PROBLEM STATEMENT ->
Go over the entries below line by line, copying each one that contains the word "this".

MATERIAL ->
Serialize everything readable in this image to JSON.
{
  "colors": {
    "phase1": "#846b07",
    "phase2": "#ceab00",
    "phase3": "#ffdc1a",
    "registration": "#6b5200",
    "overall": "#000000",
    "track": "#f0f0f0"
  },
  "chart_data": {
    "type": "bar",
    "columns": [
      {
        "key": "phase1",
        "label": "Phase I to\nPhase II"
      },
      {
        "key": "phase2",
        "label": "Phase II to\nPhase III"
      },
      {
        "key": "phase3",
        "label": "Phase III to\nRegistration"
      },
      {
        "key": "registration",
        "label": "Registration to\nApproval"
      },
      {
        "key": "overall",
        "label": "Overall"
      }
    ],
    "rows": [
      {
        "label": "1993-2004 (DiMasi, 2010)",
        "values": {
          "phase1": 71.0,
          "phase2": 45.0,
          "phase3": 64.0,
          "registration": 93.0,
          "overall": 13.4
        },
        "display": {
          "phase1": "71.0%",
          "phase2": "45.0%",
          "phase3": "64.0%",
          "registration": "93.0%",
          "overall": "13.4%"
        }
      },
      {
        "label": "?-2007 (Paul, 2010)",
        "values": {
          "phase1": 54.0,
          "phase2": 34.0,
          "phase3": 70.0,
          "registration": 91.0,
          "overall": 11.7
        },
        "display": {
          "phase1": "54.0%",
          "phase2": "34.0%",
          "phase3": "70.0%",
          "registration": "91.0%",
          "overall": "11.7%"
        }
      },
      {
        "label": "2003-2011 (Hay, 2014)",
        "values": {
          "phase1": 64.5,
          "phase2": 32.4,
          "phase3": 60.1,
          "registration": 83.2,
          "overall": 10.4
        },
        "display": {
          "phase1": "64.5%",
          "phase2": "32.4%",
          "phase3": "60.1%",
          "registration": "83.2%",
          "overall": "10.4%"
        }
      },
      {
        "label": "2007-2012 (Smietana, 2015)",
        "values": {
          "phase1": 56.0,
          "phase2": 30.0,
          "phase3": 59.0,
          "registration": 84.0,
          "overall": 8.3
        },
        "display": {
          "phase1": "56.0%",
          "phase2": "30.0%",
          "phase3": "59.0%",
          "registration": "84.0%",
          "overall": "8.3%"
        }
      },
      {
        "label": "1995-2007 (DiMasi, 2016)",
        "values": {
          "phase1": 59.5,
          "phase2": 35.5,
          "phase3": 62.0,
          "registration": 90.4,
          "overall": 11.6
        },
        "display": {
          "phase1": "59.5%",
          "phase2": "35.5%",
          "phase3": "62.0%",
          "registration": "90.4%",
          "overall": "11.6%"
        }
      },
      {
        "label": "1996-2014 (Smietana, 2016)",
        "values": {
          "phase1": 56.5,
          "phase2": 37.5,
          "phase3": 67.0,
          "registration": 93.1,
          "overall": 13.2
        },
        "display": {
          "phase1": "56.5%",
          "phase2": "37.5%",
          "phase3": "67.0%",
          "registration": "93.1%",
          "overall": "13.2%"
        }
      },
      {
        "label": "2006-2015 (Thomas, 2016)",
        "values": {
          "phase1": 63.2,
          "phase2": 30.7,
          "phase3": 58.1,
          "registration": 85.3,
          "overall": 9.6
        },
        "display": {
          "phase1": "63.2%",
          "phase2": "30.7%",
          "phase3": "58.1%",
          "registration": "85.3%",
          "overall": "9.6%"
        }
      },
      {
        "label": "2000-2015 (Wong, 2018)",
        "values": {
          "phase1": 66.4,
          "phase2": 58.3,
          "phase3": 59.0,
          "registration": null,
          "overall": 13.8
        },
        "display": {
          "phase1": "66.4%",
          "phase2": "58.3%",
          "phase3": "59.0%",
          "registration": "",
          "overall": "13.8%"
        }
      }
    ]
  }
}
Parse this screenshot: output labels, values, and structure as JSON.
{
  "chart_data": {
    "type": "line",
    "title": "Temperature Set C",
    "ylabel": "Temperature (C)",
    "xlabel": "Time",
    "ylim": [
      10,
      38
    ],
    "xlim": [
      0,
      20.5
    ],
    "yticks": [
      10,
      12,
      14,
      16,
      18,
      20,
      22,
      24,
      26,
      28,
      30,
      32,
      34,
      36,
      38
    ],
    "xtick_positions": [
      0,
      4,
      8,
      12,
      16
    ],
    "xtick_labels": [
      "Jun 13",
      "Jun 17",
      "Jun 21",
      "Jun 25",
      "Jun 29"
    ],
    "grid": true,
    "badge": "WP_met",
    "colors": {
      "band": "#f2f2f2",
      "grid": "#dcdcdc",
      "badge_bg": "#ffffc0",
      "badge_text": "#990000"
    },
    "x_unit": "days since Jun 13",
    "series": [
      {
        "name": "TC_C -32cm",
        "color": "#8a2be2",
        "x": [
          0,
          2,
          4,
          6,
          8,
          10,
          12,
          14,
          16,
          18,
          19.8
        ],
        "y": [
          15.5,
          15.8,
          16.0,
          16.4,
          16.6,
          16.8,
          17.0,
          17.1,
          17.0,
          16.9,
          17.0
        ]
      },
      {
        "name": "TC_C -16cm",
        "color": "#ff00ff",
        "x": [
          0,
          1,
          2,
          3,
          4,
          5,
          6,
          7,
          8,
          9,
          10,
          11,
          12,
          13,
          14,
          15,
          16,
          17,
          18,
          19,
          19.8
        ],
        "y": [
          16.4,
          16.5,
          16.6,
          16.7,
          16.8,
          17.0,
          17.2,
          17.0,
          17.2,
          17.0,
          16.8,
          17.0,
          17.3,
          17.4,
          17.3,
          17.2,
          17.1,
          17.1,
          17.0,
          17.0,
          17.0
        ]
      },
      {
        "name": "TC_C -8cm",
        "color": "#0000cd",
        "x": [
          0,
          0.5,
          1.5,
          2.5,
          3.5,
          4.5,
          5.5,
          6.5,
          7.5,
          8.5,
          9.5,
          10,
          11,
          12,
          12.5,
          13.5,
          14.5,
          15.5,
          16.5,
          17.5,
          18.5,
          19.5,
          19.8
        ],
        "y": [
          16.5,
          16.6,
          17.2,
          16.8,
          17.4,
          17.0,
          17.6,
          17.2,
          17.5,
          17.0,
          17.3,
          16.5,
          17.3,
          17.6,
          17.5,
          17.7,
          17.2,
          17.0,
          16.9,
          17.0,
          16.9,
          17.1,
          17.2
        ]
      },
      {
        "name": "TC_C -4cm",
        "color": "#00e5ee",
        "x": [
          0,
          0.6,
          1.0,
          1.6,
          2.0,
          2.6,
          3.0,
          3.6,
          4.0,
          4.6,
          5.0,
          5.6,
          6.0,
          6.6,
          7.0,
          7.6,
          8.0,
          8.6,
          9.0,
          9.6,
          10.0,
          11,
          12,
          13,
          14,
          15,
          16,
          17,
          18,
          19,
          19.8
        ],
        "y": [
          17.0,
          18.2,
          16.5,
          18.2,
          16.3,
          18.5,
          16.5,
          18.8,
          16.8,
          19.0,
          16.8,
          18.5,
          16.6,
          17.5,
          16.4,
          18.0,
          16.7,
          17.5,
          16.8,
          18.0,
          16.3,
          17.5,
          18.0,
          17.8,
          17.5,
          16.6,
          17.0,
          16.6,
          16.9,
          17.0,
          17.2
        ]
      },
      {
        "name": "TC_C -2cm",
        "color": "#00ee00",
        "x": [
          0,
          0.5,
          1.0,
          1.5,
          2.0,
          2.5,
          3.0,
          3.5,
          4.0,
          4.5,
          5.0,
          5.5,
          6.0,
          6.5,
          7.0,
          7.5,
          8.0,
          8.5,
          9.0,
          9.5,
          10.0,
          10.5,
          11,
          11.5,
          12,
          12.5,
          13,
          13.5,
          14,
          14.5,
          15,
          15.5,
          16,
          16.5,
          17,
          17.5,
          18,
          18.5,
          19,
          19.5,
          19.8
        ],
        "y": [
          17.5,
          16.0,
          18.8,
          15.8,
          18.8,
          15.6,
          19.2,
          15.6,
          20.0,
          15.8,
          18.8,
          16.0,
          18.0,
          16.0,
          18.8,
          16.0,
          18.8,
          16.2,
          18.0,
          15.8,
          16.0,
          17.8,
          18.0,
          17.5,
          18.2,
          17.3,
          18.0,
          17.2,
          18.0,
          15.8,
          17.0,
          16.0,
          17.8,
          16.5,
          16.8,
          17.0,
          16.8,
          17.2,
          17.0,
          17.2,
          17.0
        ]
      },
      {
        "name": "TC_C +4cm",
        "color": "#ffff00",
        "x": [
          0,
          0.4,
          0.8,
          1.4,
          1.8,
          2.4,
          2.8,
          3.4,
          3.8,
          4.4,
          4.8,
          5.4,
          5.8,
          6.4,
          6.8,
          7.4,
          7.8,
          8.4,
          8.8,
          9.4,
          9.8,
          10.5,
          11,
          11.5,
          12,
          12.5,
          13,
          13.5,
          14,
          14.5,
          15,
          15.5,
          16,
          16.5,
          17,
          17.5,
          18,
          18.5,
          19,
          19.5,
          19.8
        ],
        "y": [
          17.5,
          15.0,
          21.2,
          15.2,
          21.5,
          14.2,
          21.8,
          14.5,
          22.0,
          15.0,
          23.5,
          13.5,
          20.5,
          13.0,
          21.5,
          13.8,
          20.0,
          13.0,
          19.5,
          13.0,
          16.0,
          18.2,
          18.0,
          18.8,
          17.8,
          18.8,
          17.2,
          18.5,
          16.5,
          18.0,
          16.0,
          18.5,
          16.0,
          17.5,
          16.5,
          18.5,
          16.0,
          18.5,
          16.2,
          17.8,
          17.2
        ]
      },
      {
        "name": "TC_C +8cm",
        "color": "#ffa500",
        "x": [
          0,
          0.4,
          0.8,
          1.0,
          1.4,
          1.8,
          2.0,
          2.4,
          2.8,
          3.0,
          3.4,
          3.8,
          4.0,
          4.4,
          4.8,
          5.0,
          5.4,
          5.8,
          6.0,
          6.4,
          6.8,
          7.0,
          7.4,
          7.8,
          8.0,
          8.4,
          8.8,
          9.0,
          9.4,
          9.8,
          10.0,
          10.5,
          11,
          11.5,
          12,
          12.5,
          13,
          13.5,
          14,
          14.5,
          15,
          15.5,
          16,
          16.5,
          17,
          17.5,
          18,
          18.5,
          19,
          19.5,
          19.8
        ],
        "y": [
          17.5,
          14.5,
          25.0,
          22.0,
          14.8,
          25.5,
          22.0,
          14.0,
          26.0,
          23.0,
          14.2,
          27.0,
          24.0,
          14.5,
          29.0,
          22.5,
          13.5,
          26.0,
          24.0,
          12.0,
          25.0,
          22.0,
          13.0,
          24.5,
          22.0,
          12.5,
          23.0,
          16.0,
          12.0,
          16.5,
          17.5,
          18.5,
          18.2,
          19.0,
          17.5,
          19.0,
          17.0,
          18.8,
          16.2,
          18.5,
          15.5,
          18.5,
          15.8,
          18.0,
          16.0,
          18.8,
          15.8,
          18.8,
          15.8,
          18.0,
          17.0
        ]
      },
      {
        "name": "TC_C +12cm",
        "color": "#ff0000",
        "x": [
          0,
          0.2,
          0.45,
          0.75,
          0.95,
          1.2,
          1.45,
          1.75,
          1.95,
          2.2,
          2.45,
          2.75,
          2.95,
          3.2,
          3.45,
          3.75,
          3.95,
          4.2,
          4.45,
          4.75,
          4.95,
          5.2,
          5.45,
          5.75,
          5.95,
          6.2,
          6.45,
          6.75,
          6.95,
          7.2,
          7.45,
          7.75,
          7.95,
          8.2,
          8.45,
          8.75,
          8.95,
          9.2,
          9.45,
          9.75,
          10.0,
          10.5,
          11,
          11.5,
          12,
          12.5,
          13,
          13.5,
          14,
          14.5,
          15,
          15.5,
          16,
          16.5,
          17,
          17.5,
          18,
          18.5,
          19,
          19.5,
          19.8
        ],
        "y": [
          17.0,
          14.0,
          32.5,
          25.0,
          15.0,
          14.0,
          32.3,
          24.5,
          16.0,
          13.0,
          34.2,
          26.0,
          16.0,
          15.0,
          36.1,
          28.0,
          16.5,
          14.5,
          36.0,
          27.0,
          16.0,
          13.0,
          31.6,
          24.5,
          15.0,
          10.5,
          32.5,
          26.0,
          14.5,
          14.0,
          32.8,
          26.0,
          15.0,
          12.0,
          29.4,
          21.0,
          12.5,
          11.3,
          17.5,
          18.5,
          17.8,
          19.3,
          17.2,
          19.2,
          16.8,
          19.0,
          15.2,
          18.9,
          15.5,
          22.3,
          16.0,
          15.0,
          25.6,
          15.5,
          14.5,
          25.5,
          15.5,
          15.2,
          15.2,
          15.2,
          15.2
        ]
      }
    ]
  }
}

FINISHED TASK ->
Serialize everything readable in this image to JSON.
Parse this screenshot: output labels, values, and structure as JSON.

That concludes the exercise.